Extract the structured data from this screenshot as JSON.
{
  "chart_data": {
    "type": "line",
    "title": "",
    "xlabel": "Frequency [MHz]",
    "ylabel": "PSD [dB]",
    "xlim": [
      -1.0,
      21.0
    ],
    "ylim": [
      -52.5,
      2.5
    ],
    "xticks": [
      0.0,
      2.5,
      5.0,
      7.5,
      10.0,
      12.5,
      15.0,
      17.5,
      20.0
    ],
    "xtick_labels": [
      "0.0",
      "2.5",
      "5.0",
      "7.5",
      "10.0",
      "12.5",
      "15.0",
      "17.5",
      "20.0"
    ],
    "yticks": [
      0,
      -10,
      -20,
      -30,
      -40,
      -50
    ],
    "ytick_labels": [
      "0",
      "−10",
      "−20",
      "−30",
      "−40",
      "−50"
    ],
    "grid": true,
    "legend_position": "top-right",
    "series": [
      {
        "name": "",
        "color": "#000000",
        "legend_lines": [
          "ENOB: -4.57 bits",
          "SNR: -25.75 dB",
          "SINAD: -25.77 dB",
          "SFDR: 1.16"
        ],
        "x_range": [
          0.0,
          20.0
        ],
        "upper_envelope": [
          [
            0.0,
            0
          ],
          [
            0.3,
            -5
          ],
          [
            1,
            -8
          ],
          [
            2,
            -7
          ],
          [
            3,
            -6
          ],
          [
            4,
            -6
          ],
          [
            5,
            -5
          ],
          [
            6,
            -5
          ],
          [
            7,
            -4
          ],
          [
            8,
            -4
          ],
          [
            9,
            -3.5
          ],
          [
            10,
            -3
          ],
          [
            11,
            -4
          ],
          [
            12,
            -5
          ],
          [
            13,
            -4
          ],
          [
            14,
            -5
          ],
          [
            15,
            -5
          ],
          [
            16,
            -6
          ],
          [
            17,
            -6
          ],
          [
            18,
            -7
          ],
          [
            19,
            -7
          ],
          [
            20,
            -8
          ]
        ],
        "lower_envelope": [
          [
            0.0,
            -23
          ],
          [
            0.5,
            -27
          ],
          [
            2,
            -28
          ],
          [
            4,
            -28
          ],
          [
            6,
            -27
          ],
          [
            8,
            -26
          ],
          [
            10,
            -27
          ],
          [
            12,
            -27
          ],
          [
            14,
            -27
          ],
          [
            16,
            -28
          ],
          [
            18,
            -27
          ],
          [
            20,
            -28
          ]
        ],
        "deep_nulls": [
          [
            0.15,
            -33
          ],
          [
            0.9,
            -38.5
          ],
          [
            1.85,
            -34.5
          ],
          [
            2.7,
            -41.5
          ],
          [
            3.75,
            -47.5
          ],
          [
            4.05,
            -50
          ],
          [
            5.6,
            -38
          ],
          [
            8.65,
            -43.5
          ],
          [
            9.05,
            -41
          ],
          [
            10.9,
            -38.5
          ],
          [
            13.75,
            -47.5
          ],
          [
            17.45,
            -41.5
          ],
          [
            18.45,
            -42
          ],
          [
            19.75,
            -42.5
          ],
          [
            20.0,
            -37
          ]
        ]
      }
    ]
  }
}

Written problem:
Go through the listing above and restate it word for word.

Exercise result:
Extract the structured data from this screenshot as JSON.
{
  "chart_data": {
    "type": "line",
    "title": "",
    "xlabel": "Frequency [MHz]",
    "ylabel": "PSD [dB]",
    "xlim": [
      -1.0,
      21.0
    ],
    "ylim": [
      -52.5,
      2.5
    ],
    "xticks": [
      0.0,
      2.5,
      5.0,
      7.5,
      10.0,
      12.5,
      15.0,
      17.5,
      20.0
    ],
    "xtick_labels": [
      "0.0",
      "2.5",
      "5.0",
      "7.5",
      "10.0",
      "12.5",
      "15.0",
      "17.5",
      "20.0"
    ],
    "yticks": [
      0,
      -10,
      -20,
      -30,
      -40,
      -50
    ],
    "ytick_labels": [
      "0",
      "−10",
      "−20",
      "−30",
      "−40",
      "−50"
    ],
    "grid": true,
    "legend_position": "top-right",
    "series": [
      {
        "name": "",
        "color": "#000000",
        "legend_lines": [
          "ENOB: -4.57 bits",
          "SNR: -25.75 dB",
          "SINAD: -25.77 dB",
          "SFDR: 1.16"
        ],
        "x_range": [
          0.0,
          20.0
        ],
        "upper_envelope": [
          [
            0.0,
            0
          ],
          [
            0.3,
            -5
          ],
          [
            1,
            -8
          ],
          [
            2,
            -7
          ],
          [
            3,
            -6
          ],
          [
            4,
            -6
          ],
          [
            5,
            -5
          ],
          [
            6,
            -5
          ],
          [
            7,
            -4
          ],
          [
            8,
            -4
          ],
          [
            9,
            -3.5
          ],
          [
            10,
            -3
          ],
          [
            11,
            -4
          ],
          [
            12,
            -5
          ],
          [
            13,
            -4
          ],
          [
            14,
            -5
          ],
          [
            15,
            -5
          ],
          [
            16,
            -6
          ],
          [
            17,
            -6
          ],
          [
            18,
            -7
          ],
          [
            19,
            -7
          ],
          [
            20,
            -8
          ]
        ],
        "lower_envelope": [
          [
            0.0,
            -23
          ],
          [
            0.5,
            -27
          ],
          [
            2,
            -28
          ],
          [
            4,
            -28
          ],
          [
            6,
            -27
          ],
          [
            8,
            -26
          ],
          [
            10,
            -27
          ],
          [
            12,
            -27
          ],
          [
            14,
            -27
          ],
          [
            16,
            -28
          ],
          [
            18,
            -27
          ],
          [
            20,
            -28
          ]
        ],
        "deep_nulls": [
          [
            0.15,
            -33
          ],
          [
            0.9,
            -38.5
          ],
          [
            1.85,
            -34.5
          ],
          [
            2.7,
            -41.5
          ],
          [
            3.75,
            -47.5
          ],
          [
            4.05,
            -50
          ],
          [
            5.6,
            -38
          ],
          [
            8.65,
            -43.5
          ],
          [
            9.05,
            -41
          ],
          [
            10.9,
            -38.5
          ],
          [
            13.75,
            -47.5
          ],
          [
            17.45,
            -41.5
          ],
          [
            18.45,
            -42
          ],
          [
            19.75,
            -42.5
          ],
          [
            20.0,
            -37
          ]
        ]
      }
    ]
  }
}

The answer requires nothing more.